[Data records]
---+---

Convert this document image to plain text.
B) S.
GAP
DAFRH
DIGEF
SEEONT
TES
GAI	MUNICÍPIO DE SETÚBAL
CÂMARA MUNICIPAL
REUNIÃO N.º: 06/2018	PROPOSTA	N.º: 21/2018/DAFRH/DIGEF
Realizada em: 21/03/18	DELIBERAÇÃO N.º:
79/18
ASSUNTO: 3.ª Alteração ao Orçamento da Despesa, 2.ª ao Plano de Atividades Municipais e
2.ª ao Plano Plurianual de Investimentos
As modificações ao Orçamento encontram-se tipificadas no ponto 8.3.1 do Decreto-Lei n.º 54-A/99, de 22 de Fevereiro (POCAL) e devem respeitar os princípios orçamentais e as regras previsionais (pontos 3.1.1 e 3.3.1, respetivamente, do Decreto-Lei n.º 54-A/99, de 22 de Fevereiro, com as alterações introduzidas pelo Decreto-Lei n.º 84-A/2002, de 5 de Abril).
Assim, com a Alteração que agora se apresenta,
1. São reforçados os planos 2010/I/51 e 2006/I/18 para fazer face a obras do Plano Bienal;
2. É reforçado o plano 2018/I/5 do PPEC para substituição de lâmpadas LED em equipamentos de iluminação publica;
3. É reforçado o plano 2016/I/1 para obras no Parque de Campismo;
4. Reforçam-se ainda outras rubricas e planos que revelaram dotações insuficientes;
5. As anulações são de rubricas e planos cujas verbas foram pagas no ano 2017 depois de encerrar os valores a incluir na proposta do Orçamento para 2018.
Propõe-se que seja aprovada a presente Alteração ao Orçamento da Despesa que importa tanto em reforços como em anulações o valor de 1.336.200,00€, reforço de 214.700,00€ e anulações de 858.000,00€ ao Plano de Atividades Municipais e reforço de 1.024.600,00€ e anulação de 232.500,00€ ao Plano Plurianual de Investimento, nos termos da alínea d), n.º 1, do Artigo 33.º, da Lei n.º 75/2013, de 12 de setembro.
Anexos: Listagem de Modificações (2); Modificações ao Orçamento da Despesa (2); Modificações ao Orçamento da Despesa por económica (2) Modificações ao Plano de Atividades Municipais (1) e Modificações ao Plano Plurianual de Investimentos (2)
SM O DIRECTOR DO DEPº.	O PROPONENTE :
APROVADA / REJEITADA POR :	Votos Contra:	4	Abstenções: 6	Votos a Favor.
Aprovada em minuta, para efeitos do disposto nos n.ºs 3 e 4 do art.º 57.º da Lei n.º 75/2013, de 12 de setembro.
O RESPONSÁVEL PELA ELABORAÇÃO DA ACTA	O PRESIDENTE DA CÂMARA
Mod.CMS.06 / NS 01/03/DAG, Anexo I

---+---

## Task statement
Type out all of the material again, word for word.

## Answer to this problem
Convert this document image to plain text.
B) S.
GAP
DAFRH
DIGEF
SEEONT
TES
GAI	MUNICÍPIO DE SETÚBAL
CÂMARA MUNICIPAL
REUNIÃO N.º: 06/2018	PROPOSTA	N.º: 21/2018/DAFRH/DIGEF
Realizada em: 21/03/18	DELIBERAÇÃO N.º:
79/18
ASSUNTO: 3.ª Alteração ao Orçamento da Despesa, 2.ª ao Plano de Atividades Municipais e
2.ª ao Plano Plurianual de Investimentos
As modificações ao Orçamento encontram-se tipificadas no ponto 8.3.1 do Decreto-Lei n.º 54-A/99, de 22 de Fevereiro (POCAL) e devem respeitar os princípios orçamentais e as regras previsionais (pontos 3.1.1 e 3.3.1, respetivamente, do Decreto-Lei n.º 54-A/99, de 22 de Fevereiro, com as alterações introduzidas pelo Decreto-Lei n.º 84-A/2002, de 5 de Abril).
Assim, com a Alteração que agora se apresenta,
1. São reforçados os planos 2010/I/51 e 2006/I/18 para fazer face a obras do Plano Bienal;
2. É reforçado o plano 2018/I/5 do PPEC para substituição de lâmpadas LED em equipamentos de iluminação publica;
3. É reforçado o plano 2016/I/1 para obras no Parque de Campismo;
4. Reforçam-se ainda outras rubricas e planos que revelaram dotações insuficientes;
5. As anulações são de rubricas e planos cujas verbas foram pagas no ano 2017 depois de encerrar os valores a incluir na proposta do Orçamento para 2018.
Propõe-se que seja aprovada a presente Alteração ao Orçamento da Despesa que importa tanto em reforços como em anulações o valor de 1.336.200,00€, reforço de 214.700,00€ e anulações de 858.000,00€ ao Plano de Atividades Municipais e reforço de 1.024.600,00€ e anulação de 232.500,00€ ao Plano Plurianual de Investimento, nos termos da alínea d), n.º 1, do Artigo 33.º, da Lei n.º 75/2013, de 12 de setembro.
Anexos: Listagem de Modificações (2); Modificações ao Orçamento da Despesa (2); Modificações ao Orçamento da Despesa por económica (2) Modificações ao Plano de Atividades Municipais (1) e Modificações ao Plano Plurianual de Investimentos (2)
SM O DIRECTOR DO DEPº.	O PROPONENTE :
APROVADA / REJEITADA POR :	Votos Contra:	4	Abstenções: 6	Votos a Favor.
Aprovada em minuta, para efeitos do disposto nos n.ºs 3 e 4 do art.º 57.º da Lei n.º 75/2013, de 12 de setembro.
O RESPONSÁVEL PELA ELABORAÇÃO DA ACTA	O PRESIDENTE DA CÂMARA
Mod.CMS.06 / NS 01/03/DAG, Anexo I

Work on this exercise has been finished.